» INPUT DATA:
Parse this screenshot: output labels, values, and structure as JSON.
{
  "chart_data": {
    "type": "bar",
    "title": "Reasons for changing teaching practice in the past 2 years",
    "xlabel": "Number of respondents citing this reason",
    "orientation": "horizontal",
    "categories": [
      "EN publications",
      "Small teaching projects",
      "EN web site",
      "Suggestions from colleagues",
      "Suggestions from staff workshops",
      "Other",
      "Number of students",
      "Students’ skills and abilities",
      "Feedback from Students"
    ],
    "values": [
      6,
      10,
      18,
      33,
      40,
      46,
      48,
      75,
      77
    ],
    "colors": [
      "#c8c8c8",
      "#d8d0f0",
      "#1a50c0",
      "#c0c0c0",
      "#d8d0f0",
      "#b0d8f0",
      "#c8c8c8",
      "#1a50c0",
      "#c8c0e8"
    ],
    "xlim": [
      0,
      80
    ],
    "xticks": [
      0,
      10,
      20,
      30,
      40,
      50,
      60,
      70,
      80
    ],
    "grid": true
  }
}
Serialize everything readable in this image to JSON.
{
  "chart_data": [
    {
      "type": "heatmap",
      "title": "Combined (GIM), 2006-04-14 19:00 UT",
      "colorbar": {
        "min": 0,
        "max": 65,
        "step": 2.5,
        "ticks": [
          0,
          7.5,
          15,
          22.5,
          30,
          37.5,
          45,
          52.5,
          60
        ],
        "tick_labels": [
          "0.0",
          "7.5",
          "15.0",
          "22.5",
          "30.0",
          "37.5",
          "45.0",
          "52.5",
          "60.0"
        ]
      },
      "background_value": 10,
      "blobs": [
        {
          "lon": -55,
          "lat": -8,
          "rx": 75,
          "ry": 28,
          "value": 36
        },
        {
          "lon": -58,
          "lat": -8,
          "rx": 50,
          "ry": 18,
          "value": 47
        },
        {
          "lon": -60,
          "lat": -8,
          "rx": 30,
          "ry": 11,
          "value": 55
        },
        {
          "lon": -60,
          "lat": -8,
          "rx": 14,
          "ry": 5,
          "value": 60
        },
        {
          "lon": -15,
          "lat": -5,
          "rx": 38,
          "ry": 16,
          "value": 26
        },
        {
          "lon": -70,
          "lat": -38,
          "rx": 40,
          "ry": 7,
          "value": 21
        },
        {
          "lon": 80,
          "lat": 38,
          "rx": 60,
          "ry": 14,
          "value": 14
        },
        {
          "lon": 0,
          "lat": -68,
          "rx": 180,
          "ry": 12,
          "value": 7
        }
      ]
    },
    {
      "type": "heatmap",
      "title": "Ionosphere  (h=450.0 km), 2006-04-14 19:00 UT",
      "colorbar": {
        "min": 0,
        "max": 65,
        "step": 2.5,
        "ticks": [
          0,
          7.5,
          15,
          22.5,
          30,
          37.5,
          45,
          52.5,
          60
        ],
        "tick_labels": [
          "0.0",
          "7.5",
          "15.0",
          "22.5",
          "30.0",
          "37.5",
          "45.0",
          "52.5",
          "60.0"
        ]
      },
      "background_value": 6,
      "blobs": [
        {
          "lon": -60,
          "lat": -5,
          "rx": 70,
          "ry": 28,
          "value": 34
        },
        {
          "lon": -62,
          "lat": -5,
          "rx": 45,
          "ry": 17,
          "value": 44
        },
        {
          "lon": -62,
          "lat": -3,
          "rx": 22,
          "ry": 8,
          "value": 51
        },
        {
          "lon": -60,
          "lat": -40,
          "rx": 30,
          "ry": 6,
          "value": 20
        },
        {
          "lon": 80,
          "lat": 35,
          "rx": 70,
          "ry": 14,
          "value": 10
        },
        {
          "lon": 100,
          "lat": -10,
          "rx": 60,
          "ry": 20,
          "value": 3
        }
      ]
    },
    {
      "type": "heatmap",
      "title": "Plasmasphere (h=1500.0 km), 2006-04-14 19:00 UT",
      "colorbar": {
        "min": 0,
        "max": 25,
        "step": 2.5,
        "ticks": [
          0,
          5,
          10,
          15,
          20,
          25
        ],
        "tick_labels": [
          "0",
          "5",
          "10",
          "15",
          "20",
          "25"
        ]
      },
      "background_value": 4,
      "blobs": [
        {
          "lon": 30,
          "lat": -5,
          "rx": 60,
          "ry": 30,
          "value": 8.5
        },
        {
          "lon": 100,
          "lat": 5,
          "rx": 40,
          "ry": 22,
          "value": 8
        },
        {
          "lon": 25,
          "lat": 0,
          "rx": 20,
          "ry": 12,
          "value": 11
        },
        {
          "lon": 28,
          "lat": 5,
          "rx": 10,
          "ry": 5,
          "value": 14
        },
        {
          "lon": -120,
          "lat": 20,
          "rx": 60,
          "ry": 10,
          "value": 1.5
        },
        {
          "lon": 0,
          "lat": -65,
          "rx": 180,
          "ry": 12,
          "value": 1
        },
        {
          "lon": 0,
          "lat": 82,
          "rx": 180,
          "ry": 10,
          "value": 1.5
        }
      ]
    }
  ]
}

» INSTRUCTION:
Count every line of the records that holds "from". State the number, nothing else.

» EXERCISE SOLUTION:
3